- **TASK PROMPT**: Output all of the entries below precisely as written.

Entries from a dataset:
---
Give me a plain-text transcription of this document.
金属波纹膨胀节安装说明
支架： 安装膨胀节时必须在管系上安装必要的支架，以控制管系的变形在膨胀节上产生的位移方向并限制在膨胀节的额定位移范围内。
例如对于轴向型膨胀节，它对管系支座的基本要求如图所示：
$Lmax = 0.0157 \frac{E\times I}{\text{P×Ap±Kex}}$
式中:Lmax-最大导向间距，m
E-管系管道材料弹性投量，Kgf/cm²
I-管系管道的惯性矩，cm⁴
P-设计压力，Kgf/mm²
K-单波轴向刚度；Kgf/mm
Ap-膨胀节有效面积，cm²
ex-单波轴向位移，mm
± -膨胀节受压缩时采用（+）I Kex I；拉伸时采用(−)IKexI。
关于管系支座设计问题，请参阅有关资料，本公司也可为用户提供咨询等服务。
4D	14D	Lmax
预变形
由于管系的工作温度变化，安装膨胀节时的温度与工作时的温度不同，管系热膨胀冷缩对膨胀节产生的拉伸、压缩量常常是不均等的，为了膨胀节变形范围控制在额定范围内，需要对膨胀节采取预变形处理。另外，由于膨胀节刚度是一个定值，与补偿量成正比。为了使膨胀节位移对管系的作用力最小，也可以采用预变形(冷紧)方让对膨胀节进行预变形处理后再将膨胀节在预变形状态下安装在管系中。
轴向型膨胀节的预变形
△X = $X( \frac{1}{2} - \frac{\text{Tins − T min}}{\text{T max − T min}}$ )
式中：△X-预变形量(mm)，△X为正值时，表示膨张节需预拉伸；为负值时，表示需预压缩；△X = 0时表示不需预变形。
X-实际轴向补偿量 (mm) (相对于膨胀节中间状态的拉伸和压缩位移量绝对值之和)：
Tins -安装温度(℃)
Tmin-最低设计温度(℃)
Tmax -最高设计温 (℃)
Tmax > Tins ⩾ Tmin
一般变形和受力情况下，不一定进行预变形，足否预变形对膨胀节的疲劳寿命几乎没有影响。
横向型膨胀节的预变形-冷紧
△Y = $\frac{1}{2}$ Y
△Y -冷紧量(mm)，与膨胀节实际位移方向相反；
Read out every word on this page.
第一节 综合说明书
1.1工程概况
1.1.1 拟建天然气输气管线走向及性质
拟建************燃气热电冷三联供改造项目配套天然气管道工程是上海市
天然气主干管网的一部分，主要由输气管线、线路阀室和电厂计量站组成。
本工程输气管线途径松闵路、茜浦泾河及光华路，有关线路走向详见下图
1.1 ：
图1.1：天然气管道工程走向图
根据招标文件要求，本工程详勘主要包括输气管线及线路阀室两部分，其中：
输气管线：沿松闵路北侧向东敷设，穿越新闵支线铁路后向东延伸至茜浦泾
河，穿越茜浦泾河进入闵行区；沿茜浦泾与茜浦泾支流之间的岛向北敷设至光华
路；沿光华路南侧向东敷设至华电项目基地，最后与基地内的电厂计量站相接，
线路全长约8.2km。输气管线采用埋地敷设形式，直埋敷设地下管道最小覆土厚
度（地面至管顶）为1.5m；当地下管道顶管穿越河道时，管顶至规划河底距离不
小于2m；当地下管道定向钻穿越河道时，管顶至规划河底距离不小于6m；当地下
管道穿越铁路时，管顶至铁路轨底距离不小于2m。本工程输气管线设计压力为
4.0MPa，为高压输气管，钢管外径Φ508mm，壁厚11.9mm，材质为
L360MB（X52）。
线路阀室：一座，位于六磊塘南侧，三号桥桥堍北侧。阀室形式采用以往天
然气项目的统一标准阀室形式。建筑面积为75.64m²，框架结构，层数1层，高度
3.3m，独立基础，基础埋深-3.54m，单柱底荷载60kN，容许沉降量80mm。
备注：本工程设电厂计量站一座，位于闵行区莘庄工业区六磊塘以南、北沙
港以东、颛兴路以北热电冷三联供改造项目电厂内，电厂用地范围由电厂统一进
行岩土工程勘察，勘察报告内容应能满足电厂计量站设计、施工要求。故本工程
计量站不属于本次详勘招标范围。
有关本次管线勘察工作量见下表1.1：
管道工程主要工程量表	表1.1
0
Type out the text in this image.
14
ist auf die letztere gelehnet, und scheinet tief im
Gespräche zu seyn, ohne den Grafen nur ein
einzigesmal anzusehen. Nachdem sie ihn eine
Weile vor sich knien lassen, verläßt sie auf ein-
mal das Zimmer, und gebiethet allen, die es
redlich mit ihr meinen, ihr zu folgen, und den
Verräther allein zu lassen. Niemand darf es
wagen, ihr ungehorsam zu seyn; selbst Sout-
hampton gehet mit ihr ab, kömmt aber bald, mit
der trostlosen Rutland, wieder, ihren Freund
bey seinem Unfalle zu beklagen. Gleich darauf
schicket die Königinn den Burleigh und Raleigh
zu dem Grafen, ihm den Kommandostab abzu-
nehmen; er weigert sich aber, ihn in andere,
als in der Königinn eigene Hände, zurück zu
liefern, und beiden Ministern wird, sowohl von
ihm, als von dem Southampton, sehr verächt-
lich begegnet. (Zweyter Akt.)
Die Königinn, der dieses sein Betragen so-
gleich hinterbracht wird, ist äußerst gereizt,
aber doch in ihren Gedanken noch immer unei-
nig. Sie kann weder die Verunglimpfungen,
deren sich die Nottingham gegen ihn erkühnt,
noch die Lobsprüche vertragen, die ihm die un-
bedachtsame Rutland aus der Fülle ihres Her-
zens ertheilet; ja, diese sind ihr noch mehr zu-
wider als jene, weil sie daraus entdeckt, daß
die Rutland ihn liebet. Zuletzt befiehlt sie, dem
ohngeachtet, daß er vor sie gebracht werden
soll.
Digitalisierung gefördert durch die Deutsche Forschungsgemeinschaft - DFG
---
- **EXERCISE OUTPUT**:
Give me a plain-text transcription of this document.
金属波纹膨胀节安装说明
支架： 安装膨胀节时必须在管系上安装必要的支架，以控制管系的变形在膨胀节上产生的位移方向并限制在膨胀节的额定位移范围内。
例如对于轴向型膨胀节，它对管系支座的基本要求如图所示：
$Lmax = 0.0157 \frac{E\times I}{\text{P×Ap±Kex}}$
式中:Lmax-最大导向间距，m
E-管系管道材料弹性投量，Kgf/cm²
I-管系管道的惯性矩，cm⁴
P-设计压力，Kgf/mm²
K-单波轴向刚度；Kgf/mm
Ap-膨胀节有效面积，cm²
ex-单波轴向位移，mm
± -膨胀节受压缩时采用（+）I Kex I；拉伸时采用(−)IKexI。
关于管系支座设计问题，请参阅有关资料，本公司也可为用户提供咨询等服务。
4D	14D	Lmax
预变形
由于管系的工作温度变化，安装膨胀节时的温度与工作时的温度不同，管系热膨胀冷缩对膨胀节产生的拉伸、压缩量常常是不均等的，为了膨胀节变形范围控制在额定范围内，需要对膨胀节采取预变形处理。另外，由于膨胀节刚度是一个定值，与补偿量成正比。为了使膨胀节位移对管系的作用力最小，也可以采用预变形(冷紧)方让对膨胀节进行预变形处理后再将膨胀节在预变形状态下安装在管系中。
轴向型膨胀节的预变形
△X = $X( \frac{1}{2} - \frac{\text{Tins − T min}}{\text{T max − T min}}$ )
式中：△X-预变形量(mm)，△X为正值时，表示膨张节需预拉伸；为负值时，表示需预压缩；△X = 0时表示不需预变形。
X-实际轴向补偿量 (mm) (相对于膨胀节中间状态的拉伸和压缩位移量绝对值之和)：
Tins -安装温度(℃)
Tmin-最低设计温度(℃)
Tmax -最高设计温 (℃)
Tmax > Tins ⩾ Tmin
一般变形和受力情况下，不一定进行预变形，足否预变形对膨胀节的疲劳寿命几乎没有影响。
横向型膨胀节的预变形-冷紧
△Y = $\frac{1}{2}$ Y
△Y -冷紧量(mm)，与膨胀节实际位移方向相反；
Read out every word on this page.
第一节 综合说明书
1.1工程概况
1.1.1 拟建天然气输气管线走向及性质
拟建************燃气热电冷三联供改造项目配套天然气管道工程是上海市
天然气主干管网的一部分，主要由输气管线、线路阀室和电厂计量站组成。
本工程输气管线途径松闵路、茜浦泾河及光华路，有关线路走向详见下图
1.1 ：
图1.1：天然气管道工程走向图
根据招标文件要求，本工程详勘主要包括输气管线及线路阀室两部分，其中：
输气管线：沿松闵路北侧向东敷设，穿越新闵支线铁路后向东延伸至茜浦泾
河，穿越茜浦泾河进入闵行区；沿茜浦泾与茜浦泾支流之间的岛向北敷设至光华
路；沿光华路南侧向东敷设至华电项目基地，最后与基地内的电厂计量站相接，
线路全长约8.2km。输气管线采用埋地敷设形式，直埋敷设地下管道最小覆土厚
度（地面至管顶）为1.5m；当地下管道顶管穿越河道时，管顶至规划河底距离不
小于2m；当地下管道定向钻穿越河道时，管顶至规划河底距离不小于6m；当地下
管道穿越铁路时，管顶至铁路轨底距离不小于2m。本工程输气管线设计压力为
4.0MPa，为高压输气管，钢管外径Φ508mm，壁厚11.9mm，材质为
L360MB（X52）。
线路阀室：一座，位于六磊塘南侧，三号桥桥堍北侧。阀室形式采用以往天
然气项目的统一标准阀室形式。建筑面积为75.64m²，框架结构，层数1层，高度
3.3m，独立基础，基础埋深-3.54m，单柱底荷载60kN，容许沉降量80mm。
备注：本工程设电厂计量站一座，位于闵行区莘庄工业区六磊塘以南、北沙
港以东、颛兴路以北热电冷三联供改造项目电厂内，电厂用地范围由电厂统一进
行岩土工程勘察，勘察报告内容应能满足电厂计量站设计、施工要求。故本工程
计量站不属于本次详勘招标范围。
有关本次管线勘察工作量见下表1.1：
管道工程主要工程量表	表1.1
0
Type out the text in this image.
14
ist auf die letztere gelehnet, und scheinet tief im
Gespräche zu seyn, ohne den Grafen nur ein
einzigesmal anzusehen. Nachdem sie ihn eine
Weile vor sich knien lassen, verläßt sie auf ein-
mal das Zimmer, und gebiethet allen, die es
redlich mit ihr meinen, ihr zu folgen, und den
Verräther allein zu lassen. Niemand darf es
wagen, ihr ungehorsam zu seyn; selbst Sout-
hampton gehet mit ihr ab, kömmt aber bald, mit
der trostlosen Rutland, wieder, ihren Freund
bey seinem Unfalle zu beklagen. Gleich darauf
schicket die Königinn den Burleigh und Raleigh
zu dem Grafen, ihm den Kommandostab abzu-
nehmen; er weigert sich aber, ihn in andere,
als in der Königinn eigene Hände, zurück zu
liefern, und beiden Ministern wird, sowohl von
ihm, als von dem Southampton, sehr verächt-
lich begegnet. (Zweyter Akt.)
Die Königinn, der dieses sein Betragen so-
gleich hinterbracht wird, ist äußerst gereizt,
aber doch in ihren Gedanken noch immer unei-
nig. Sie kann weder die Verunglimpfungen,
deren sich die Nottingham gegen ihn erkühnt,
noch die Lobsprüche vertragen, die ihm die un-
bedachtsame Rutland aus der Fülle ihres Her-
zens ertheilet; ja, diese sind ihr noch mehr zu-
wider als jene, weil sie daraus entdeckt, daß
die Rutland ihn liebet. Zuletzt befiehlt sie, dem
ohngeachtet, daß er vor sie gebracht werden
soll.
Digitalisierung gefördert durch die Deutsche Forschungsgemeinschaft - DFG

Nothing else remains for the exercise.